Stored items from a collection
--------------------------------------------------
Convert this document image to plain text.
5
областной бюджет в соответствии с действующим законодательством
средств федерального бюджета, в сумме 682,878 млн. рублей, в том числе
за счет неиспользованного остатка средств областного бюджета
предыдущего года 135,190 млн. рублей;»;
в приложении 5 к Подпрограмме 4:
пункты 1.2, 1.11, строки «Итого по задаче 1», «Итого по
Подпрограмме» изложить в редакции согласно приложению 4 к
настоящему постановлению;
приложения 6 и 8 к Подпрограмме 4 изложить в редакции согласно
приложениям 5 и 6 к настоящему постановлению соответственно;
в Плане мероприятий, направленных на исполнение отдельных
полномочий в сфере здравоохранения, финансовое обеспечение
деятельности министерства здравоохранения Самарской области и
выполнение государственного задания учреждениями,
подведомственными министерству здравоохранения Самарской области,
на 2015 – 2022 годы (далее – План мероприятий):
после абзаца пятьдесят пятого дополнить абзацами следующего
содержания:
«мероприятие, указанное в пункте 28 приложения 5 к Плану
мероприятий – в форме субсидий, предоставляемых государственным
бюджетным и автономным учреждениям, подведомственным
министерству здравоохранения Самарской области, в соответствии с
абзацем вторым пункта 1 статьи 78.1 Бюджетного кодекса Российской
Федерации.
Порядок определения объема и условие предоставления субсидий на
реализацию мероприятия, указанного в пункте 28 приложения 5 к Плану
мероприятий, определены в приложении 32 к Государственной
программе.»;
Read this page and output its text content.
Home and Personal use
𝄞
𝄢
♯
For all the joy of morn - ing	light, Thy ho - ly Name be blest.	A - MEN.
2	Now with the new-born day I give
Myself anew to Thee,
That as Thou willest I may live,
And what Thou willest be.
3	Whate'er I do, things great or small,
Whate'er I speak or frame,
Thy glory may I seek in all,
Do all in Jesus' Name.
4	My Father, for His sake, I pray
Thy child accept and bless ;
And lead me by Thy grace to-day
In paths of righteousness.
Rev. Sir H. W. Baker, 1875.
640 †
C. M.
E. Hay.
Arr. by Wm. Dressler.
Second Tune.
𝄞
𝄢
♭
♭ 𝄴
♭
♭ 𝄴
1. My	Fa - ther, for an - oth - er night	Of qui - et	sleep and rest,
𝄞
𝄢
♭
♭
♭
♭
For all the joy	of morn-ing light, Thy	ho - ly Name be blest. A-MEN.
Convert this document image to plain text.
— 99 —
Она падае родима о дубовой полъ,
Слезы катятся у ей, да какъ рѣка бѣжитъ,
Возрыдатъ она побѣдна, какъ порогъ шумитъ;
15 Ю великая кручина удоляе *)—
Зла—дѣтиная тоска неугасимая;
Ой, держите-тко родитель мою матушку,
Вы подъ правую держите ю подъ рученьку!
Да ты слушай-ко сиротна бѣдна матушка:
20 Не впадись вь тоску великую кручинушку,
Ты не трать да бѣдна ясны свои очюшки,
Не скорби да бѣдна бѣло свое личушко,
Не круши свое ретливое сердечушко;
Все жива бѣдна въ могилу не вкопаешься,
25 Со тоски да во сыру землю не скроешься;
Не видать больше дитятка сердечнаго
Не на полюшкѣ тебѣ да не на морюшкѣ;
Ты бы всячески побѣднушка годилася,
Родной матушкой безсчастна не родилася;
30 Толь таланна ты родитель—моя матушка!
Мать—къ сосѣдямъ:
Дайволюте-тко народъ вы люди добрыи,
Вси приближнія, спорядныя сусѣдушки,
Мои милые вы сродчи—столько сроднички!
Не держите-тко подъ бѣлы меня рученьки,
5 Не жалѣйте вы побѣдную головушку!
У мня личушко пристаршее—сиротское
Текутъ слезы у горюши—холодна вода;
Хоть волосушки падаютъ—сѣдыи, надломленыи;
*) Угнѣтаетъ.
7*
--------------------------------------------------
YOUR GOAL:
Pick out the lines containing the string "мероприятий".

FULL SOLUTION:
в Плане мероприятий, направленных на исполнение отдельных
на 2015 – 2022 годы (далее – План мероприятий):
мероприятий – в форме субсидий, предоставляемых государственным
мероприятий, определены в приложении 32 к Государственной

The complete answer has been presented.